Collected data
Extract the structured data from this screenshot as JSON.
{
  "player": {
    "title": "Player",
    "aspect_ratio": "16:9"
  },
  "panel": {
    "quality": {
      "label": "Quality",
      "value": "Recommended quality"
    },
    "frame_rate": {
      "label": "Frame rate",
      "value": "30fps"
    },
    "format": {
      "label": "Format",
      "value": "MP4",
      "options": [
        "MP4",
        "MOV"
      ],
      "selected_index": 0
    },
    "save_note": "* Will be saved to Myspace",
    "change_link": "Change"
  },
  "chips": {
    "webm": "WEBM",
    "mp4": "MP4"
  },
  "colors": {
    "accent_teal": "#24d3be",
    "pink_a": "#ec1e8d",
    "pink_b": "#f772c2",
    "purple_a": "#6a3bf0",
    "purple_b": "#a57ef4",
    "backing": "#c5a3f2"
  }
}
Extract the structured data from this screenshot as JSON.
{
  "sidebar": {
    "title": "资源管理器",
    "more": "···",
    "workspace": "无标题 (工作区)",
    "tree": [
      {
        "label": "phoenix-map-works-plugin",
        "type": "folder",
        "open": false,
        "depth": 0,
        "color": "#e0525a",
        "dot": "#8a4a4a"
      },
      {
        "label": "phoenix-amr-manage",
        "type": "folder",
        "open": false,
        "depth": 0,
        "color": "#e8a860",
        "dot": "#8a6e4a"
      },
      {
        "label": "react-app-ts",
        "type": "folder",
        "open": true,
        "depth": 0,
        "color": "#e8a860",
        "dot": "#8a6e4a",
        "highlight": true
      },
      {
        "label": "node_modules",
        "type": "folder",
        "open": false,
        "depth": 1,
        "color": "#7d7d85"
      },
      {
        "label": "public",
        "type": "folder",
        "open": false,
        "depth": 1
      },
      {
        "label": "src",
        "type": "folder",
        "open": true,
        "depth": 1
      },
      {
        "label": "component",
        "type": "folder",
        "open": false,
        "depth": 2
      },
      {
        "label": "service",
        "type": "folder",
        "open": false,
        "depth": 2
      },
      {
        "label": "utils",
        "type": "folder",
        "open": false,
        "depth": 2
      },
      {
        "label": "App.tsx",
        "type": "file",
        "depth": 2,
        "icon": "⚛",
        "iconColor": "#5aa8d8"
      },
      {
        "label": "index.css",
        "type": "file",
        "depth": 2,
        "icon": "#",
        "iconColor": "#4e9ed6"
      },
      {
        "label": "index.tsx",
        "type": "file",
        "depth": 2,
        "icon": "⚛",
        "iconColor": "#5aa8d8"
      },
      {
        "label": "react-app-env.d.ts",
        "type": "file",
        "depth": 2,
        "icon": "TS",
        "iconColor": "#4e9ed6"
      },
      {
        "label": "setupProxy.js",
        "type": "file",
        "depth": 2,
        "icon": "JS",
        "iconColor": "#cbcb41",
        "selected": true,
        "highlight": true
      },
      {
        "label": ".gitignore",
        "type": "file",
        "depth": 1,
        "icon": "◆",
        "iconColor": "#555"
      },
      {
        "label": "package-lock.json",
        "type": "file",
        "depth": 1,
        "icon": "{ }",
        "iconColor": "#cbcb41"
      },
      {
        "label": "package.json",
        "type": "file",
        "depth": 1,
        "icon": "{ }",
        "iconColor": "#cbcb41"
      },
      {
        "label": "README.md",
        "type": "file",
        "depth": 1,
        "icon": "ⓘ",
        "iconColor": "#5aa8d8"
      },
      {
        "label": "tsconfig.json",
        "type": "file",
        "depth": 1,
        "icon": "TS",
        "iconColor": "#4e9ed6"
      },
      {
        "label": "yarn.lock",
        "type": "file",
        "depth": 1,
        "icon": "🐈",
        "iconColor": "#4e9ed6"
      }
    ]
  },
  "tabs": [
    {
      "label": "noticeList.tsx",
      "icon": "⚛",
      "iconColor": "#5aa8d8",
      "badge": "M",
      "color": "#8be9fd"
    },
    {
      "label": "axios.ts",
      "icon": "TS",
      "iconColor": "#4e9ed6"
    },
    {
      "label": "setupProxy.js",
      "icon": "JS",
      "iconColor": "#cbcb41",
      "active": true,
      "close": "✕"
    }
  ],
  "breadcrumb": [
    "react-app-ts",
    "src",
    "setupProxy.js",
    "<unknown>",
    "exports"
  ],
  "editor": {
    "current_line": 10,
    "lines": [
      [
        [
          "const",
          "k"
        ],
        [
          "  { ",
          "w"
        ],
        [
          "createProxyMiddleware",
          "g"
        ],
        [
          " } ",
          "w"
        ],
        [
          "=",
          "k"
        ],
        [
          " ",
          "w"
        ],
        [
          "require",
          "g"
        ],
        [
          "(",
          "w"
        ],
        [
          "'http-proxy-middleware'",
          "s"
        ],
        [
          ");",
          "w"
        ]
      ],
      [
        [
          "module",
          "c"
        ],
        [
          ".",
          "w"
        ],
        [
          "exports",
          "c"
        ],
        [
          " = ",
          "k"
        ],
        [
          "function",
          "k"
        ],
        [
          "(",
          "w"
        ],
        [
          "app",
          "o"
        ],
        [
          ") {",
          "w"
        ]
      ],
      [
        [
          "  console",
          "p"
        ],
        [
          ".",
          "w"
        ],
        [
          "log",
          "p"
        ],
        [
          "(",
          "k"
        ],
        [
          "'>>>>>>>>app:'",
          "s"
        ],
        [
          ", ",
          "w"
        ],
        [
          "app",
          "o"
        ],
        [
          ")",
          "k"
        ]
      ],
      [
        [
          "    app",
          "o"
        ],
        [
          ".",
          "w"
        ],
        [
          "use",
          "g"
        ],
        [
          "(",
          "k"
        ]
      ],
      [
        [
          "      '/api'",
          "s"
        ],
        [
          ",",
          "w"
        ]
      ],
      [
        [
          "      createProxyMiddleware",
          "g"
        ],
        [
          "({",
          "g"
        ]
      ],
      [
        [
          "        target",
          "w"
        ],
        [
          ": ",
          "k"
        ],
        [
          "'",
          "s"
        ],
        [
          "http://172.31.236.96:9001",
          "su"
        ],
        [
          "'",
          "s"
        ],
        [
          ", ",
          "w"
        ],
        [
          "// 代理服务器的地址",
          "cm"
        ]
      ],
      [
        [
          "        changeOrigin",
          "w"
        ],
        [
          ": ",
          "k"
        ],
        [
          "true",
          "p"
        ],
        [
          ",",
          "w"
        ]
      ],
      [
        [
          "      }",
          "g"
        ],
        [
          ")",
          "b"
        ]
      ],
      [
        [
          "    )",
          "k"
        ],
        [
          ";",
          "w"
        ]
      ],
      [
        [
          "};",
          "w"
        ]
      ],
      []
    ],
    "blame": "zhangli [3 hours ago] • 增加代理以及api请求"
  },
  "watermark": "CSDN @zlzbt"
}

> [OBJECTIVE] Retype all of the entries precisely as they are.

> [SOLUTION TO THIS EXERCISE]
Extract the structured data from this screenshot as JSON.
{
  "player": {
    "title": "Player",
    "aspect_ratio": "16:9"
  },
  "panel": {
    "quality": {
      "label": "Quality",
      "value": "Recommended quality"
    },
    "frame_rate": {
      "label": "Frame rate",
      "value": "30fps"
    },
    "format": {
      "label": "Format",
      "value": "MP4",
      "options": [
        "MP4",
        "MOV"
      ],
      "selected_index": 0
    },
    "save_note": "* Will be saved to Myspace",
    "change_link": "Change"
  },
  "chips": {
    "webm": "WEBM",
    "mp4": "MP4"
  },
  "colors": {
    "accent_teal": "#24d3be",
    "pink_a": "#ec1e8d",
    "pink_b": "#f772c2",
    "purple_a": "#6a3bf0",
    "purple_b": "#a57ef4",
    "backing": "#c5a3f2"
  }
}
Extract the structured data from this screenshot as JSON.
{
  "sidebar": {
    "title": "资源管理器",
    "more": "···",
    "workspace": "无标题 (工作区)",
    "tree": [
      {
        "label": "phoenix-map-works-plugin",
        "type": "folder",
        "open": false,
        "depth": 0,
        "color": "#e0525a",
        "dot": "#8a4a4a"
      },
      {
        "label": "phoenix-amr-manage",
        "type": "folder",
        "open": false,
        "depth": 0,
        "color": "#e8a860",
        "dot": "#8a6e4a"
      },
      {
        "label": "react-app-ts",
        "type": "folder",
        "open": true,
        "depth": 0,
        "color": "#e8a860",
        "dot": "#8a6e4a",
        "highlight": true
      },
      {
        "label": "node_modules",
        "type": "folder",
        "open": false,
        "depth": 1,
        "color": "#7d7d85"
      },
      {
        "label": "public",
        "type": "folder",
        "open": false,
        "depth": 1
      },
      {
        "label": "src",
        "type": "folder",
        "open": true,
        "depth": 1
      },
      {
        "label": "component",
        "type": "folder",
        "open": false,
        "depth": 2
      },
      {
        "label": "service",
        "type": "folder",
        "open": false,
        "depth": 2
      },
      {
        "label": "utils",
        "type": "folder",
        "open": false,
        "depth": 2
      },
      {
        "label": "App.tsx",
        "type": "file",
        "depth": 2,
        "icon": "⚛",
        "iconColor": "#5aa8d8"
      },
      {
        "label": "index.css",
        "type": "file",
        "depth": 2,
        "icon": "#",
        "iconColor": "#4e9ed6"
      },
      {
        "label": "index.tsx",
        "type": "file",
        "depth": 2,
        "icon": "⚛",
        "iconColor": "#5aa8d8"
      },
      {
        "label": "react-app-env.d.ts",
        "type": "file",
        "depth": 2,
        "icon": "TS",
        "iconColor": "#4e9ed6"
      },
      {
        "label": "setupProxy.js",
        "type": "file",
        "depth": 2,
        "icon": "JS",
        "iconColor": "#cbcb41",
        "selected": true,
        "highlight": true
      },
      {
        "label": ".gitignore",
        "type": "file",
        "depth": 1,
        "icon": "◆",
        "iconColor": "#555"
      },
      {
        "label": "package-lock.json",
        "type": "file",
        "depth": 1,
        "icon": "{ }",
        "iconColor": "#cbcb41"
      },
      {
        "label": "package.json",
        "type": "file",
        "depth": 1,
        "icon": "{ }",
        "iconColor": "#cbcb41"
      },
      {
        "label": "README.md",
        "type": "file",
        "depth": 1,
        "icon": "ⓘ",
        "iconColor": "#5aa8d8"
      },
      {
        "label": "tsconfig.json",
        "type": "file",
        "depth": 1,
        "icon": "TS",
        "iconColor": "#4e9ed6"
      },
      {
        "label": "yarn.lock",
        "type": "file",
        "depth": 1,
        "icon": "🐈",
        "iconColor": "#4e9ed6"
      }
    ]
  },
  "tabs": [
    {
      "label": "noticeList.tsx",
      "icon": "⚛",
      "iconColor": "#5aa8d8",
      "badge": "M",
      "color": "#8be9fd"
    },
    {
      "label": "axios.ts",
      "icon": "TS",
      "iconColor": "#4e9ed6"
    },
    {
      "label": "setupProxy.js",
      "icon": "JS",
      "iconColor": "#cbcb41",
      "active": true,
      "close": "✕"
    }
  ],
  "breadcrumb": [
    "react-app-ts",
    "src",
    "setupProxy.js",
    "<unknown>",
    "exports"
  ],
  "editor": {
    "current_line": 10,
    "lines": [
      [
        [
          "const",
          "k"
        ],
        [
          "  { ",
          "w"
        ],
        [
          "createProxyMiddleware",
          "g"
        ],
        [
          " } ",
          "w"
        ],
        [
          "=",
          "k"
        ],
        [
          " ",
          "w"
        ],
        [
          "require",
          "g"
        ],
        [
          "(",
          "w"
        ],
        [
          "'http-proxy-middleware'",
          "s"
        ],
        [
          ");",
          "w"
        ]
      ],
      [
        [
          "module",
          "c"
        ],
        [
          ".",
          "w"
        ],
        [
          "exports",
          "c"
        ],
        [
          " = ",
          "k"
        ],
        [
          "function",
          "k"
        ],
        [
          "(",
          "w"
        ],
        [
          "app",
          "o"
        ],
        [
          ") {",
          "w"
        ]
      ],
      [
        [
          "  console",
          "p"
        ],
        [
          ".",
          "w"
        ],
        [
          "log",
          "p"
        ],
        [
          "(",
          "k"
        ],
        [
          "'>>>>>>>>app:'",
          "s"
        ],
        [
          ", ",
          "w"
        ],
        [
          "app",
          "o"
        ],
        [
          ")",
          "k"
        ]
      ],
      [
        [
          "    app",
          "o"
        ],
        [
          ".",
          "w"
        ],
        [
          "use",
          "g"
        ],
        [
          "(",
          "k"
        ]
      ],
      [
        [
          "      '/api'",
          "s"
        ],
        [
          ",",
          "w"
        ]
      ],
      [
        [
          "      createProxyMiddleware",
          "g"
        ],
        [
          "({",
          "g"
        ]
      ],
      [
        [
          "        target",
          "w"
        ],
        [
          ": ",
          "k"
        ],
        [
          "'",
          "s"
        ],
        [
          "http://172.31.236.96:9001",
          "su"
        ],
        [
          "'",
          "s"
        ],
        [
          ", ",
          "w"
        ],
        [
          "// 代理服务器的地址",
          "cm"
        ]
      ],
      [
        [
          "        changeOrigin",
          "w"
        ],
        [
          ": ",
          "k"
        ],
        [
          "true",
          "p"
        ],
        [
          ",",
          "w"
        ]
      ],
      [
        [
          "      }",
          "g"
        ],
        [
          ")",
          "b"
        ]
      ],
      [
        [
          "    )",
          "k"
        ],
        [
          ";",
          "w"
        ]
      ],
      [
        [
          "};",
          "w"
        ]
      ],
      []
    ],
    "blame": "zhangli [3 hours ago] • 增加代理以及api请求"
  },
  "watermark": "CSDN @zlzbt"
}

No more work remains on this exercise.